§ Extrait du texte
Le pétrole brut demeure le principal moteur de cette dynamique. Les ventes à l’international ont généré 227,5 milliards de FCFA en mars, contre 142,3 milliards un mois auparavant. Les exportations d’or non monétaire ont également fortement progressé, passant de 90,7 milliards à 162,9 milliards de FCFA.
Les produits miniers ont aussi contribué à cette performance. Les exportations d’acide phosphorique ont atteint 55,3 milliards de FCFA après avoir été quasiment inexistantes en février, tandis que celles de gaz naturel liquéfié se sont élevées à 30,7 milliards de FCFA.
Malgré le recul observé sur certains produits industriels, notamment le ciment hydraulique et le titane, la tendance générale demeure largement positive. Sur l’ensemble du premier trimestre, les exportations cumulées atteignent 1.579,2 milliards de FCFA, en hausse de 13,9 % par rapport à la même période de 2025.
Une hausse modérée des importations
Les importations ont progressé plus lentement que les exportations. Elles se sont établies à 529,6 milliards de FCFA en mars, contre 513,2 milliards en février, soit une augmentation de 3,2 %.
Cette hausse est principalement liée à l’augmentation des achats de produits alimentaires et agricoles. Les importations de riz ont presque triplé en un mois, passant de 13,2 milliards à 37,6 milliards de FCFA. Les achats de blé ont également fortement progressé, atteignant 24,2 milliards de FCFA contre 3,2 milliards en février.

(Enregistrements d'un jeu de données)
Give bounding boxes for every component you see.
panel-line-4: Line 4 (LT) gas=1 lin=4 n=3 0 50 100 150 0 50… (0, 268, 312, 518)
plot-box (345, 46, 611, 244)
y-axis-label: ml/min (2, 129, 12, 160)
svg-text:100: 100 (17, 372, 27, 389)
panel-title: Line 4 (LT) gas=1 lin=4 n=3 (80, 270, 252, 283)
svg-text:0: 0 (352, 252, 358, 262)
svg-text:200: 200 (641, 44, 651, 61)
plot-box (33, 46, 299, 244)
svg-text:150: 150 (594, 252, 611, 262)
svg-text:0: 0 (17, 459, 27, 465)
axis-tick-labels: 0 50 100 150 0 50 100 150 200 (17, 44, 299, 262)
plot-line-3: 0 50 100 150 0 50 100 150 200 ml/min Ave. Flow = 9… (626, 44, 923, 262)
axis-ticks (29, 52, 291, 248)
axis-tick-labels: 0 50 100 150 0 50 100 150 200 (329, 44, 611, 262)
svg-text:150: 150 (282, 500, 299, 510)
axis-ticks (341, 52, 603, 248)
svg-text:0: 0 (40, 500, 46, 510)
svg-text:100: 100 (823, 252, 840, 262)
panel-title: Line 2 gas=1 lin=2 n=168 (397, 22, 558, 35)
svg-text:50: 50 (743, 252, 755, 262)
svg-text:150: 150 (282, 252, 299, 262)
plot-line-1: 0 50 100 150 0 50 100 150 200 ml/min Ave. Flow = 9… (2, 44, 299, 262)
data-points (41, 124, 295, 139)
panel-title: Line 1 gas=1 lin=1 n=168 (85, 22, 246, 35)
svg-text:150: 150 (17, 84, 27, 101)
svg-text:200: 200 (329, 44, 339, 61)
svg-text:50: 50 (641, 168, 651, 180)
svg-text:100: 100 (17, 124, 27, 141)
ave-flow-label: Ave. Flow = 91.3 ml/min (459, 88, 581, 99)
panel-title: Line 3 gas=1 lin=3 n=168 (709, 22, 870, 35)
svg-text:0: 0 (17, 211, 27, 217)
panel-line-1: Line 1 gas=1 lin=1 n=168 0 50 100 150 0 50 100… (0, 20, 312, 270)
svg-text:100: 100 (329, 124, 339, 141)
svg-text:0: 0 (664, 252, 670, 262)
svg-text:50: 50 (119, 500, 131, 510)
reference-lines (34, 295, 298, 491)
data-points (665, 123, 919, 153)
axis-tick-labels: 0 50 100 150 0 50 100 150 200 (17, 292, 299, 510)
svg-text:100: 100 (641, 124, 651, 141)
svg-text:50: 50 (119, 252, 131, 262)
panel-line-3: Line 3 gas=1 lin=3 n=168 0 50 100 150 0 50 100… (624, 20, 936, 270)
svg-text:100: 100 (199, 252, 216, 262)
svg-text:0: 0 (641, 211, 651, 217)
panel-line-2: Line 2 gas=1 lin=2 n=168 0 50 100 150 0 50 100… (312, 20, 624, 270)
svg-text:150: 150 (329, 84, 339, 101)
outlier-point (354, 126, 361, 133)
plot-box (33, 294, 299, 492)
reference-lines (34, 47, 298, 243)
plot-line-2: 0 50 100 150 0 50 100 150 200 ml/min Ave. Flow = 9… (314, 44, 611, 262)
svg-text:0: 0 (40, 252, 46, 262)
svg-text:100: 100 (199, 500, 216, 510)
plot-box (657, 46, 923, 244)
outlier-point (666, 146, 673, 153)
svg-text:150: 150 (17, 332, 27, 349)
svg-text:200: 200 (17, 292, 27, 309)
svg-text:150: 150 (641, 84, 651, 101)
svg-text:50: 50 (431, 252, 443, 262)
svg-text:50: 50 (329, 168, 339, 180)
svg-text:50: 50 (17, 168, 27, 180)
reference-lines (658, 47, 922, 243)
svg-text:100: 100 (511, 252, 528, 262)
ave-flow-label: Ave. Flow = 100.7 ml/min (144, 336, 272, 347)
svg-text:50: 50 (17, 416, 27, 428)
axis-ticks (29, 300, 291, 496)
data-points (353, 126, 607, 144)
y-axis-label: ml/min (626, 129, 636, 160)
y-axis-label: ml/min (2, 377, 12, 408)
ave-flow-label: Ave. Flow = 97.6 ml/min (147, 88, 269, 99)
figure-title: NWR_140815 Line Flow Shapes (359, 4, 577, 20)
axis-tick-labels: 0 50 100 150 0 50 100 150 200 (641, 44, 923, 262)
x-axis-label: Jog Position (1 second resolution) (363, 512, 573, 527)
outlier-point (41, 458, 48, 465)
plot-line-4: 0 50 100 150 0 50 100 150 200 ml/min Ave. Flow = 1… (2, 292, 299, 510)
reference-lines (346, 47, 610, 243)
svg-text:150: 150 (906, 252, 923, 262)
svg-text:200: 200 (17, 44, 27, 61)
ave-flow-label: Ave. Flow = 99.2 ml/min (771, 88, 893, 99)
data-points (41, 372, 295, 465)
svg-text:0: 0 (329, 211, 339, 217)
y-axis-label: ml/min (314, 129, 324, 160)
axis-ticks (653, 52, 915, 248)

§ Consignes à suivre
[1] Dans l'extrait sur le commerce extérieur, à quel montant se sont établies les importations en mars ?
[2] Poursuivez l'extrait sur le commerce extérieur à la suite de sa dernière phrase.

§ Réponses attendues
[1] Elles se sont établies à 529,6 milliards de FCFA.

[2]
Les importations d’engrais ont connu une hausse particulièrement marquée, passant de 1 milliard à 20 milliards de FCFA, reflet d’une demande accrue du secteur agricole.
Le recul de la facture énergétique
L’un des principaux facteurs expliquant l’amélioration du solde commercial reste toutefois la diminution des importations énergétiques.
Les achats de pétrole brut ont reculé de 78,7 milliards à 45,9 milliards de FCFA entre février et mars. Les importations de produits pétroliers raffinés ont également diminué, passant de 109,3 milliards à 98,9 milliards de FCFA.
Cette baisse a permis de limiter l’impact de l’augmentation des importations alimentaires sur la balance commerciale globale.
Des échanges extérieurs mieux orientés
L’amélioration du commerce extérieur s’observe également dans les relations bilatérales du Sénégal. Le pays a renforcé ses excédents commerciaux avec la Suisse, les Pays-Bas, l’Espagne et l’Inde, tandis que son déficit vis-à-vis du Nigeria s’est sensiblement réduit.
À l’inverse, les échanges avec l’Allemagne, la Thaïlande et l’Argentine ont enregistré une dégradation du solde commercial.
Un changement de tendance au premier trimestre
Au-delà de la performance mensuelle, les résultats du premier trimestre 2026 traduisent une évolution structurelle de la position extérieure du pays.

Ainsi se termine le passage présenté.